TASK STATEMENT ▸ Restate the data exactly as given and keep the pictures out.

Stored data:
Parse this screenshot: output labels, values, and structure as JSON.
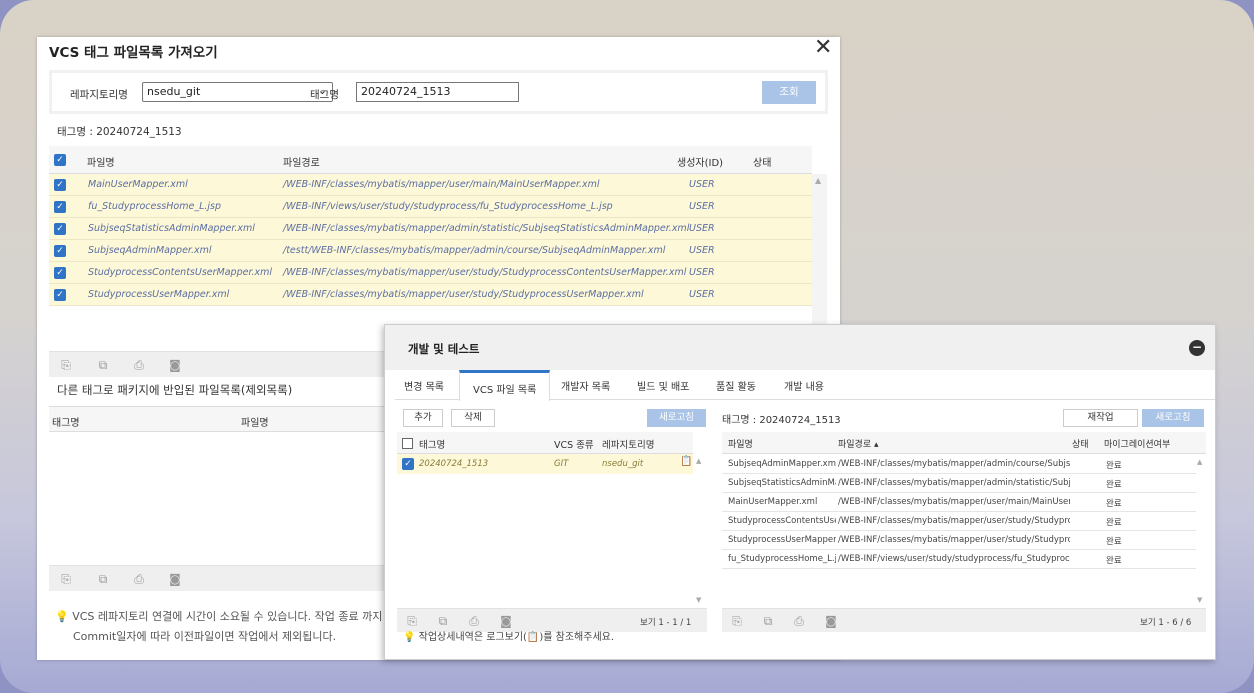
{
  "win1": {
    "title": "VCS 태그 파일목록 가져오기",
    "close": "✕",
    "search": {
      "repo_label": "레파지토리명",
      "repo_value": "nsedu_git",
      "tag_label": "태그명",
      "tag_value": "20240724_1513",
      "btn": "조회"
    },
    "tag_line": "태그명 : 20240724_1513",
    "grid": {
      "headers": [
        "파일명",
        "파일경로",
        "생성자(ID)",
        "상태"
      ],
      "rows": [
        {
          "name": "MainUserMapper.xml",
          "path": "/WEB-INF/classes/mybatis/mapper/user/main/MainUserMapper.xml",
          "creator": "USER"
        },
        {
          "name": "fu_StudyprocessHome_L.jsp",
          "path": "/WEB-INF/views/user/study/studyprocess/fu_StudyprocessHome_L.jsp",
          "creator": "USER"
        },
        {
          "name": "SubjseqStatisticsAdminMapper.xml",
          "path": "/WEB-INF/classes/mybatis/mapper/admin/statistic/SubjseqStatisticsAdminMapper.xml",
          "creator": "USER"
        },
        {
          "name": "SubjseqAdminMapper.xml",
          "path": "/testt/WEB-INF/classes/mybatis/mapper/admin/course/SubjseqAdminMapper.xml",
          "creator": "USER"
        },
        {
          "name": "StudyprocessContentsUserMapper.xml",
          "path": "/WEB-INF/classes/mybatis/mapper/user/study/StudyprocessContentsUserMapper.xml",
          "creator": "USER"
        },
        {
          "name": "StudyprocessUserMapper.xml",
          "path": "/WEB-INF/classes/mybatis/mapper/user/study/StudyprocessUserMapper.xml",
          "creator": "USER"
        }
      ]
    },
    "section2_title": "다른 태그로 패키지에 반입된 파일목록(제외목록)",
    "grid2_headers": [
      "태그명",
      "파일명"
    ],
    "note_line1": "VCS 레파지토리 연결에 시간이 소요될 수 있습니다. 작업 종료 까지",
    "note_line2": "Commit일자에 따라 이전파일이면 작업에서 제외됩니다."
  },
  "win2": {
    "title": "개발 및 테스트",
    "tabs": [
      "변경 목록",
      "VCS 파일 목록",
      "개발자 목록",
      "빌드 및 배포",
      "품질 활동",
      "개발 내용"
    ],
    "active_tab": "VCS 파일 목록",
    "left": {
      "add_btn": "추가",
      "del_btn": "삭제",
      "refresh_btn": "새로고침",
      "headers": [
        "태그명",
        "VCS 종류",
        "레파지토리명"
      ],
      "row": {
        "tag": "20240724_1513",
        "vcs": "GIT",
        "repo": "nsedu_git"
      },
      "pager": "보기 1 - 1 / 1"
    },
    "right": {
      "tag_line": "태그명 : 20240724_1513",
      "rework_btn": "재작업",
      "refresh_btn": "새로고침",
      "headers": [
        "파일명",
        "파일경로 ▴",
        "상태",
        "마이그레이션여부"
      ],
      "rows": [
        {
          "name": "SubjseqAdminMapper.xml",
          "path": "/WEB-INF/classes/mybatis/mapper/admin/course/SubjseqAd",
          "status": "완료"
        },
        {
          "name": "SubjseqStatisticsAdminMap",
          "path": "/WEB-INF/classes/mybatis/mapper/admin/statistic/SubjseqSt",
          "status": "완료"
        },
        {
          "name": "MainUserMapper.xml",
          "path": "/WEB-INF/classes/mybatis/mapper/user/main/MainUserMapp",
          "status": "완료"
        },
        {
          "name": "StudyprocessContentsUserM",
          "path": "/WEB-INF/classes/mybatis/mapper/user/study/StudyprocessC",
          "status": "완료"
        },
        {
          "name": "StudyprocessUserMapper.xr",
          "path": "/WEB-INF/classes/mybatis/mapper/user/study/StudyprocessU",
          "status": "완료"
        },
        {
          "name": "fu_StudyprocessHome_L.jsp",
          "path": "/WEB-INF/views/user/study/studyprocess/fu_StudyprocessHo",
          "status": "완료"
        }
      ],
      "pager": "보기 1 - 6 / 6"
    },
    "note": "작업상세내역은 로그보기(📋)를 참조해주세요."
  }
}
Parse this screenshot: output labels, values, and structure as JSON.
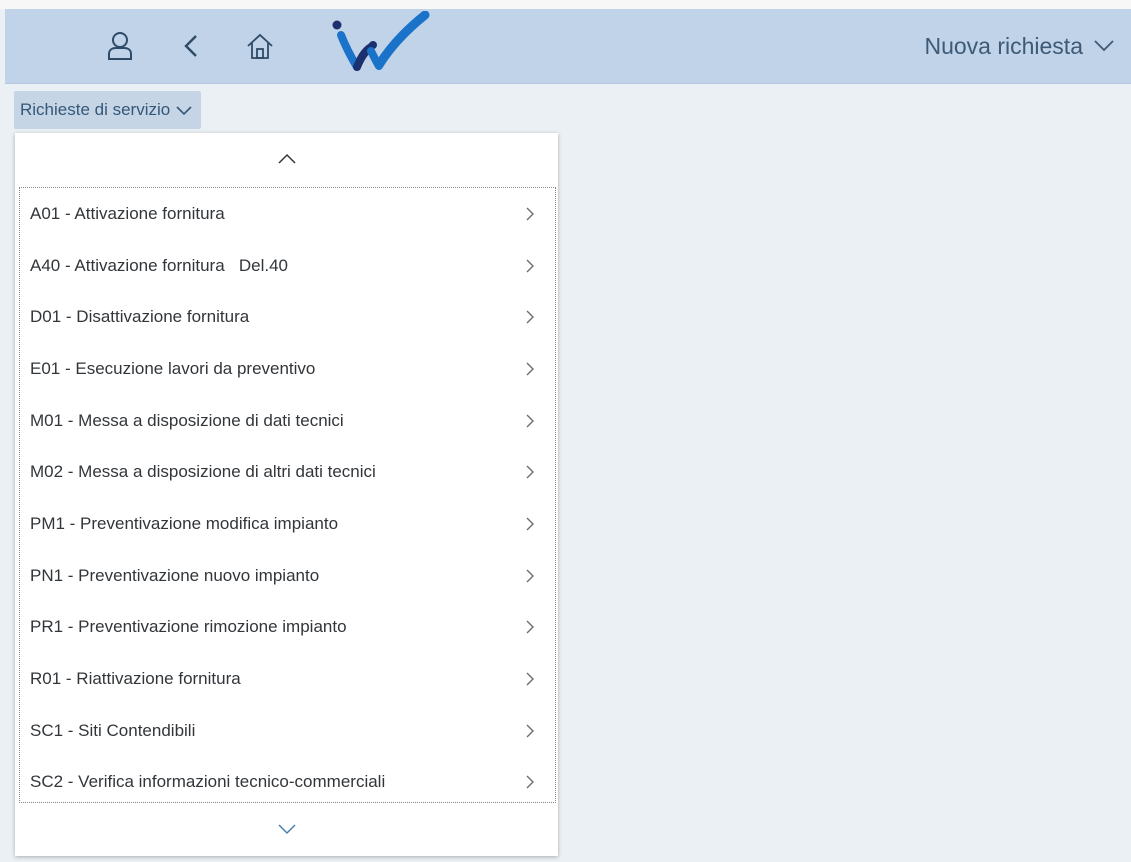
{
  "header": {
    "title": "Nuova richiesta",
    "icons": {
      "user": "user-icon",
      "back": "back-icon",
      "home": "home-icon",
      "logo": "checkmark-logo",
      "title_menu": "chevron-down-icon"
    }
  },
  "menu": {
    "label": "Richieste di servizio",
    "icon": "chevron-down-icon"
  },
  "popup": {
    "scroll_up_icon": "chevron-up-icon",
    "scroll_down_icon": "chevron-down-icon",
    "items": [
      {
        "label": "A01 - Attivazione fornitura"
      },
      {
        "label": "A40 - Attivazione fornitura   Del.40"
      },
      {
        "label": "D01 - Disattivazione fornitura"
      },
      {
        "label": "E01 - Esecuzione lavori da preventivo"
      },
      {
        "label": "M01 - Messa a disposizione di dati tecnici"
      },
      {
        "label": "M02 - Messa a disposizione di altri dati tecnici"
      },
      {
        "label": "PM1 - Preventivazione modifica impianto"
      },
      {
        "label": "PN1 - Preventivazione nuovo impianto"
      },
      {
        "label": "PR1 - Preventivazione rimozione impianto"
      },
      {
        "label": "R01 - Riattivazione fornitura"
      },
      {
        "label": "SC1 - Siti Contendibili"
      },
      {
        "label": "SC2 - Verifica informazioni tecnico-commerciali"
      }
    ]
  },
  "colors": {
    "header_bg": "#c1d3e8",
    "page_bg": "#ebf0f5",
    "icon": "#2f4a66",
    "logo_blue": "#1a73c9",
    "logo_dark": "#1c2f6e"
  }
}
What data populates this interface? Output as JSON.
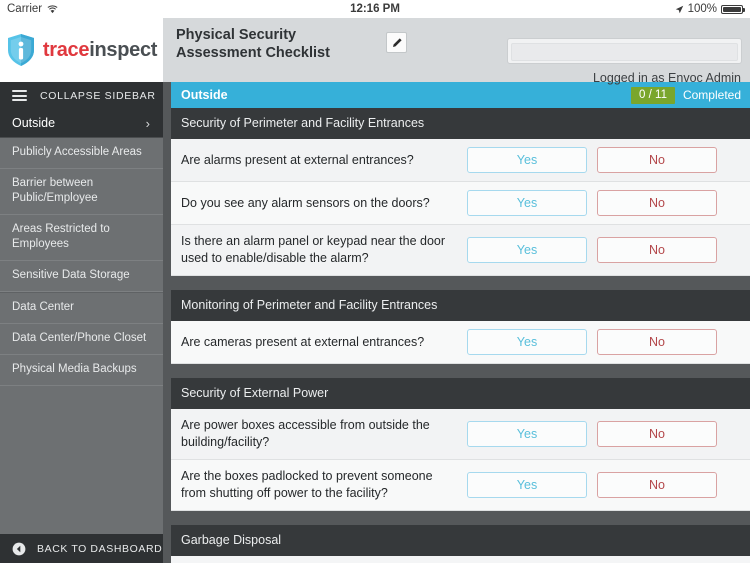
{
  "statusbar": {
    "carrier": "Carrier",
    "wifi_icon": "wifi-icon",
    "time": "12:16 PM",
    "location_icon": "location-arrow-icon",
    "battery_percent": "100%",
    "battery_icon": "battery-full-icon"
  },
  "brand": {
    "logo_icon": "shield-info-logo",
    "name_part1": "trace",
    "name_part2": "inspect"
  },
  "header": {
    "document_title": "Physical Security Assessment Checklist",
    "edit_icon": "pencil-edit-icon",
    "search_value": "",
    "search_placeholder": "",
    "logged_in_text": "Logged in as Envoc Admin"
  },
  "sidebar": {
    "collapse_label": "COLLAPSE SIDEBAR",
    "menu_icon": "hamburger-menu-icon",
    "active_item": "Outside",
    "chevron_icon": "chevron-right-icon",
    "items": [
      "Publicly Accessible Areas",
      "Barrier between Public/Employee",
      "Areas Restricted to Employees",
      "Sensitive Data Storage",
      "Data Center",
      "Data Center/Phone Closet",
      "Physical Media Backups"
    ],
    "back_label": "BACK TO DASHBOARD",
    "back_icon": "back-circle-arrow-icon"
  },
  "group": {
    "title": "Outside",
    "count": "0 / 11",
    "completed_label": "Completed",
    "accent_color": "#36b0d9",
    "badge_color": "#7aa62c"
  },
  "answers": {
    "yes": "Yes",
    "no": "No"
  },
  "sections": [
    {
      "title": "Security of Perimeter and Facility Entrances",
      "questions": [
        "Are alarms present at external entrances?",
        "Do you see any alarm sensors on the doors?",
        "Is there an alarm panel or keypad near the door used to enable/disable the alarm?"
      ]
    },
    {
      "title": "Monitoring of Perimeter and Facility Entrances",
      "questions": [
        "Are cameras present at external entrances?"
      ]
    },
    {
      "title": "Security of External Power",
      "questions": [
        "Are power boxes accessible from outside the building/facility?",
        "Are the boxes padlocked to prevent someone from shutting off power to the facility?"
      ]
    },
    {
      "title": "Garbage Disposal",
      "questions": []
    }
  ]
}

EXPECTED ANSWER ▸
Parse this screenshot: output labels, values, and structure as JSON.
{
  "win1": {
    "title": "VCS 태그 파일목록 가져오기",
    "close": "✕",
    "search": {
      "repo_label": "레파지토리명",
      "repo_value": "nsedu_git",
      "tag_label": "태그명",
      "tag_value": "20240724_1513",
      "btn": "조회"
    },
    "tag_line": "태그명 : 20240724_1513",
    "grid": {
      "headers": [
        "파일명",
        "파일경로",
        "생성자(ID)",
        "상태"
      ],
      "rows": [
        {
          "name": "MainUserMapper.xml",
          "path": "/WEB-INF/classes/mybatis/mapper/user/main/MainUserMapper.xml",
          "creator": "USER"
        },
        {
          "name": "fu_StudyprocessHome_L.jsp",
          "path": "/WEB-INF/views/user/study/studyprocess/fu_StudyprocessHome_L.jsp",
          "creator": "USER"
        },
        {
          "name": "SubjseqStatisticsAdminMapper.xml",
          "path": "/WEB-INF/classes/mybatis/mapper/admin/statistic/SubjseqStatisticsAdminMapper.xml",
          "creator": "USER"
        },
        {
          "name": "SubjseqAdminMapper.xml",
          "path": "/testt/WEB-INF/classes/mybatis/mapper/admin/course/SubjseqAdminMapper.xml",
          "creator": "USER"
        },
        {
          "name": "StudyprocessContentsUserMapper.xml",
          "path": "/WEB-INF/classes/mybatis/mapper/user/study/StudyprocessContentsUserMapper.xml",
          "creator": "USER"
        },
        {
          "name": "StudyprocessUserMapper.xml",
          "path": "/WEB-INF/classes/mybatis/mapper/user/study/StudyprocessUserMapper.xml",
          "creator": "USER"
        }
      ]
    },
    "section2_title": "다른 태그로 패키지에 반입된 파일목록(제외목록)",
    "grid2_headers": [
      "태그명",
      "파일명"
    ],
    "note_line1": "VCS 레파지토리 연결에 시간이 소요될 수 있습니다. 작업 종료 까지",
    "note_line2": "Commit일자에 따라 이전파일이면 작업에서 제외됩니다."
  },
  "win2": {
    "title": "개발 및 테스트",
    "tabs": [
      "변경 목록",
      "VCS 파일 목록",
      "개발자 목록",
      "빌드 및 배포",
      "품질 활동",
      "개발 내용"
    ],
    "active_tab": "VCS 파일 목록",
    "left": {
      "add_btn": "추가",
      "del_btn": "삭제",
      "refresh_btn": "새로고침",
      "headers": [
        "태그명",
        "VCS 종류",
        "레파지토리명"
      ],
      "row": {
        "tag": "20240724_1513",
        "vcs": "GIT",
        "repo": "nsedu_git"
      },
      "pager": "보기 1 - 1 / 1"
    },
    "right": {
      "tag_line": "태그명 : 20240724_1513",
      "rework_btn": "재작업",
      "refresh_btn": "새로고침",
      "headers": [
        "파일명",
        "파일경로 ▴",
        "상태",
        "마이그레이션여부"
      ],
      "rows": [
        {
          "name": "SubjseqAdminMapper.xml",
          "path": "/WEB-INF/classes/mybatis/mapper/admin/course/SubjseqAd",
          "status": "완료"
        },
        {
          "name": "SubjseqStatisticsAdminMap",
          "path": "/WEB-INF/classes/mybatis/mapper/admin/statistic/SubjseqSt",
          "status": "완료"
        },
        {
          "name": "MainUserMapper.xml",
          "path": "/WEB-INF/classes/mybatis/mapper/user/main/MainUserMapp",
          "status": "완료"
        },
        {
          "name": "StudyprocessContentsUserM",
          "path": "/WEB-INF/classes/mybatis/mapper/user/study/StudyprocessC",
          "status": "완료"
        },
        {
          "name": "StudyprocessUserMapper.xr",
          "path": "/WEB-INF/classes/mybatis/mapper/user/study/StudyprocessU",
          "status": "완료"
        },
        {
          "name": "fu_StudyprocessHome_L.jsp",
          "path": "/WEB-INF/views/user/study/studyprocess/fu_StudyprocessHo",
          "status": "완료"
        }
      ],
      "pager": "보기 1 - 6 / 6"
    },
    "note": "작업상세내역은 로그보기(📋)를 참조해주세요."
  }
}
Parse this screenshot: output labels, values, and structure as JSON.
{
  "header": {
    "title": "Nuova richiesta",
    "icons": {
      "user": "user-icon",
      "back": "back-icon",
      "home": "home-icon",
      "logo": "checkmark-logo",
      "title_menu": "chevron-down-icon"
    }
  },
  "menu": {
    "label": "Richieste di servizio",
    "icon": "chevron-down-icon"
  },
  "popup": {
    "scroll_up_icon": "chevron-up-icon",
    "scroll_down_icon": "chevron-down-icon",
    "items": [
      {
        "label": "A01 - Attivazione fornitura"
      },
      {
        "label": "A40 - Attivazione fornitura   Del.40"
      },
      {
        "label": "D01 - Disattivazione fornitura"
      },
      {
        "label": "E01 - Esecuzione lavori da preventivo"
      },
      {
        "label": "M01 - Messa a disposizione di dati tecnici"
      },
      {
        "label": "M02 - Messa a disposizione di altri dati tecnici"
      },
      {
        "label": "PM1 - Preventivazione modifica impianto"
      },
      {
        "label": "PN1 - Preventivazione nuovo impianto"
      },
      {
        "label": "PR1 - Preventivazione rimozione impianto"
      },
      {
        "label": "R01 - Riattivazione fornitura"
      },
      {
        "label": "SC1 - Siti Contendibili"
      },
      {
        "label": "SC2 - Verifica informazioni tecnico-commerciali"
      }
    ]
  },
  "colors": {
    "header_bg": "#c1d3e8",
    "page_bg": "#ebf0f5",
    "icon": "#2f4a66",
    "logo_blue": "#1a73c9",
    "logo_dark": "#1c2f6e"
  }
}
What data populates this interface? Output as JSON.
{
  "statusbar": {
    "carrier": "Carrier",
    "wifi_icon": "wifi-icon",
    "time": "12:16 PM",
    "location_icon": "location-arrow-icon",
    "battery_percent": "100%",
    "battery_icon": "battery-full-icon"
  },
  "brand": {
    "logo_icon": "shield-info-logo",
    "name_part1": "trace",
    "name_part2": "inspect"
  },
  "header": {
    "document_title": "Physical Security Assessment Checklist",
    "edit_icon": "pencil-edit-icon",
    "search_value": "",
    "search_placeholder": "",
    "logged_in_text": "Logged in as Envoc Admin"
  },
  "sidebar": {
    "collapse_label": "COLLAPSE SIDEBAR",
    "menu_icon": "hamburger-menu-icon",
    "active_item": "Outside",
    "chevron_icon": "chevron-right-icon",
    "items": [
      "Publicly Accessible Areas",
      "Barrier between Public/Employee",
      "Areas Restricted to Employees",
      "Sensitive Data Storage",
      "Data Center",
      "Data Center/Phone Closet",
      "Physical Media Backups"
    ],
    "back_label": "BACK TO DASHBOARD",
    "back_icon": "back-circle-arrow-icon"
  },
  "group": {
    "title": "Outside",
    "count": "0 / 11",
    "completed_label": "Completed",
    "accent_color": "#36b0d9",
    "badge_color": "#7aa62c"
  },
  "answers": {
    "yes": "Yes",
    "no": "No"
  },
  "sections": [
    {
      "title": "Security of Perimeter and Facility Entrances",
      "questions": [
        "Are alarms present at external entrances?",
        "Do you see any alarm sensors on the doors?",
        "Is there an alarm panel or keypad near the door used to enable/disable the alarm?"
      ]
    },
    {
      "title": "Monitoring of Perimeter and Facility Entrances",
      "questions": [
        "Are cameras present at external entrances?"
      ]
    },
    {
      "title": "Security of External Power",
      "questions": [
        "Are power boxes accessible from outside the building/facility?",
        "Are the boxes padlocked to prevent someone from shutting off power to the facility?"
      ]
    },
    {
      "title": "Garbage Disposal",
      "questions": []
    }
  ]
}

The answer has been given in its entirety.